> **What you should do**:
Print all of the lines exactly. Any picture among them stays out.

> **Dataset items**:

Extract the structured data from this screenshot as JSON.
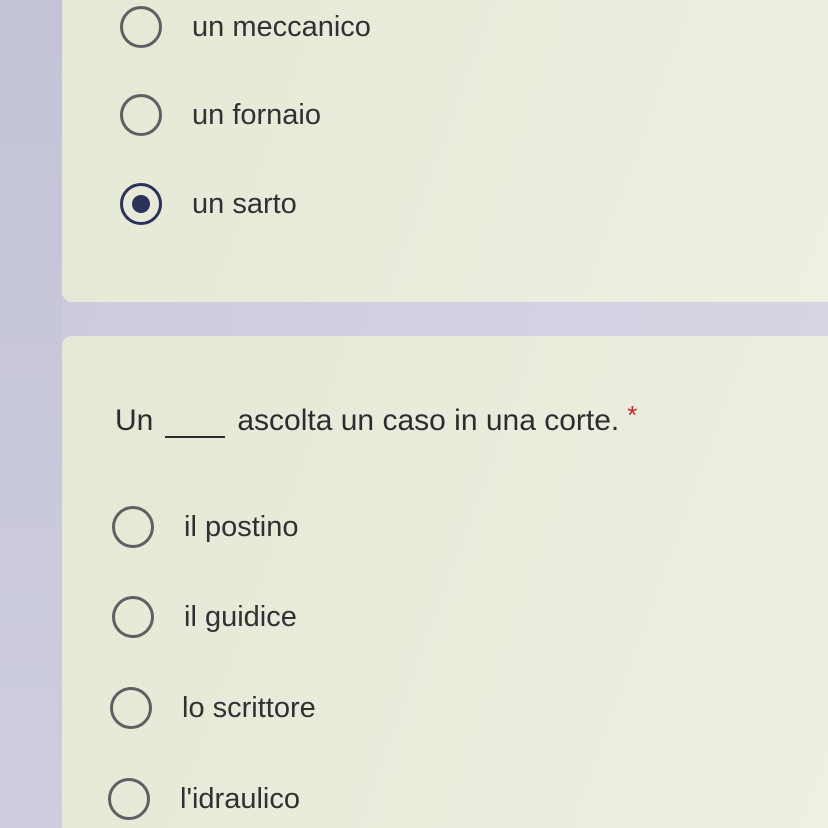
{
  "question_prev": {
    "options": [
      {
        "label": "un meccanico",
        "selected": false
      },
      {
        "label": "un fornaio",
        "selected": false
      },
      {
        "label": "un sarto",
        "selected": true
      }
    ]
  },
  "question_current": {
    "text_before": "Un",
    "text_after": "ascolta un caso in una corte.",
    "required_marker": "*",
    "options": [
      {
        "label": "il postino",
        "selected": false
      },
      {
        "label": "il guidice",
        "selected": false
      },
      {
        "label": "lo scrittore",
        "selected": false
      },
      {
        "label": "l'idraulico",
        "selected": false
      }
    ]
  },
  "colors": {
    "card_background": "#e9ecdb",
    "page_background": "#cfcfe0",
    "radio_selected": "#2b3159",
    "radio_unselected": "#5f6064",
    "required_star": "#c62828"
  }
}
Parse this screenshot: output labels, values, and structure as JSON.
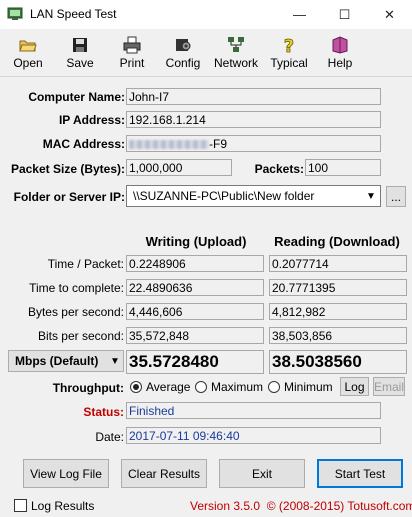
{
  "window": {
    "title": "LAN Speed Test",
    "minimize": "—",
    "maximize": "☐",
    "close": "✕"
  },
  "toolbar": {
    "items": [
      {
        "label": "Open"
      },
      {
        "label": "Save"
      },
      {
        "label": "Print"
      },
      {
        "label": "Config"
      },
      {
        "label": "Network"
      },
      {
        "label": "Typical"
      },
      {
        "label": "Help"
      }
    ]
  },
  "info": {
    "computer_name_label": "Computer Name:",
    "computer_name": "John-I7",
    "ip_label": "IP Address:",
    "ip": "192.168.1.214",
    "mac_label": "MAC Address:",
    "mac_suffix": "-F9",
    "packet_size_label": "Packet Size (Bytes):",
    "packet_size": "1,000,000",
    "packets_label": "Packets:",
    "packets": "100",
    "folder_label": "Folder or Server IP:",
    "folder_value": "\\\\SUZANNE-PC\\Public\\New folder",
    "browse_label": "..."
  },
  "results": {
    "writing_header": "Writing (Upload)",
    "reading_header": "Reading (Download)",
    "rows": [
      {
        "label": "Time / Packet:",
        "write": "0.2248906",
        "read": "0.2077714"
      },
      {
        "label": "Time to complete:",
        "write": "22.4890636",
        "read": "20.7771395"
      },
      {
        "label": "Bytes per second:",
        "write": "4,446,606",
        "read": "4,812,982"
      },
      {
        "label": "Bits per second:",
        "write": "35,572,848",
        "read": "38,503,856"
      }
    ],
    "unit_select": "Mbps (Default)",
    "write_mbps": "35.5728480",
    "read_mbps": "38.5038560"
  },
  "throughput": {
    "label": "Throughput:",
    "options": [
      "Average",
      "Maximum",
      "Minimum"
    ],
    "selected": "Average",
    "log_label": "Log",
    "email_label": "Email"
  },
  "status": {
    "label": "Status:",
    "value": "Finished",
    "date_label": "Date:",
    "date_value": "2017-07-11 09:46:40"
  },
  "actions": {
    "view_log": "View Log File",
    "clear": "Clear Results",
    "exit": "Exit",
    "start": "Start Test"
  },
  "footer": {
    "log_results": "Log Results",
    "version": "Version 3.5.0  © (2008-2015) Totusoft.com"
  },
  "colors": {
    "status_label": "#c00000",
    "field_blue": "#1a3a9c",
    "version_text": "#c00000",
    "default_button_border": "#0078d7"
  }
}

> **Exercise answer**:
Extract the structured data from this screenshot as JSON.
{
  "question_prev": {
    "options": [
      {
        "label": "un meccanico",
        "selected": false
      },
      {
        "label": "un fornaio",
        "selected": false
      },
      {
        "label": "un sarto",
        "selected": true
      }
    ]
  },
  "question_current": {
    "text_before": "Un",
    "text_after": "ascolta un caso in una corte.",
    "required_marker": "*",
    "options": [
      {
        "label": "il postino",
        "selected": false
      },
      {
        "label": "il guidice",
        "selected": false
      },
      {
        "label": "lo scrittore",
        "selected": false
      },
      {
        "label": "l'idraulico",
        "selected": false
      }
    ]
  },
  "colors": {
    "card_background": "#e9ecdb",
    "page_background": "#cfcfe0",
    "radio_selected": "#2b3159",
    "radio_unselected": "#5f6064",
    "required_star": "#c62828"
  }
}
Parse this screenshot: output labels, values, and structure as JSON.
{
  "window": {
    "title": "LAN Speed Test",
    "minimize": "—",
    "maximize": "☐",
    "close": "✕"
  },
  "toolbar": {
    "items": [
      {
        "label": "Open"
      },
      {
        "label": "Save"
      },
      {
        "label": "Print"
      },
      {
        "label": "Config"
      },
      {
        "label": "Network"
      },
      {
        "label": "Typical"
      },
      {
        "label": "Help"
      }
    ]
  },
  "info": {
    "computer_name_label": "Computer Name:",
    "computer_name": "John-I7",
    "ip_label": "IP Address:",
    "ip": "192.168.1.214",
    "mac_label": "MAC Address:",
    "mac_suffix": "-F9",
    "packet_size_label": "Packet Size (Bytes):",
    "packet_size": "1,000,000",
    "packets_label": "Packets:",
    "packets": "100",
    "folder_label": "Folder or Server IP:",
    "folder_value": "\\\\SUZANNE-PC\\Public\\New folder",
    "browse_label": "..."
  },
  "results": {
    "writing_header": "Writing (Upload)",
    "reading_header": "Reading (Download)",
    "rows": [
      {
        "label": "Time / Packet:",
        "write": "0.2248906",
        "read": "0.2077714"
      },
      {
        "label": "Time to complete:",
        "write": "22.4890636",
        "read": "20.7771395"
      },
      {
        "label": "Bytes per second:",
        "write": "4,446,606",
        "read": "4,812,982"
      },
      {
        "label": "Bits per second:",
        "write": "35,572,848",
        "read": "38,503,856"
      }
    ],
    "unit_select": "Mbps (Default)",
    "write_mbps": "35.5728480",
    "read_mbps": "38.5038560"
  },
  "throughput": {
    "label": "Throughput:",
    "options": [
      "Average",
      "Maximum",
      "Minimum"
    ],
    "selected": "Average",
    "log_label": "Log",
    "email_label": "Email"
  },
  "status": {
    "label": "Status:",
    "value": "Finished",
    "date_label": "Date:",
    "date_value": "2017-07-11 09:46:40"
  },
  "actions": {
    "view_log": "View Log File",
    "clear": "Clear Results",
    "exit": "Exit",
    "start": "Start Test"
  },
  "footer": {
    "log_results": "Log Results",
    "version": "Version 3.5.0  © (2008-2015) Totusoft.com"
  },
  "colors": {
    "status_label": "#c00000",
    "field_blue": "#1a3a9c",
    "version_text": "#c00000",
    "default_button_border": "#0078d7"
  }
}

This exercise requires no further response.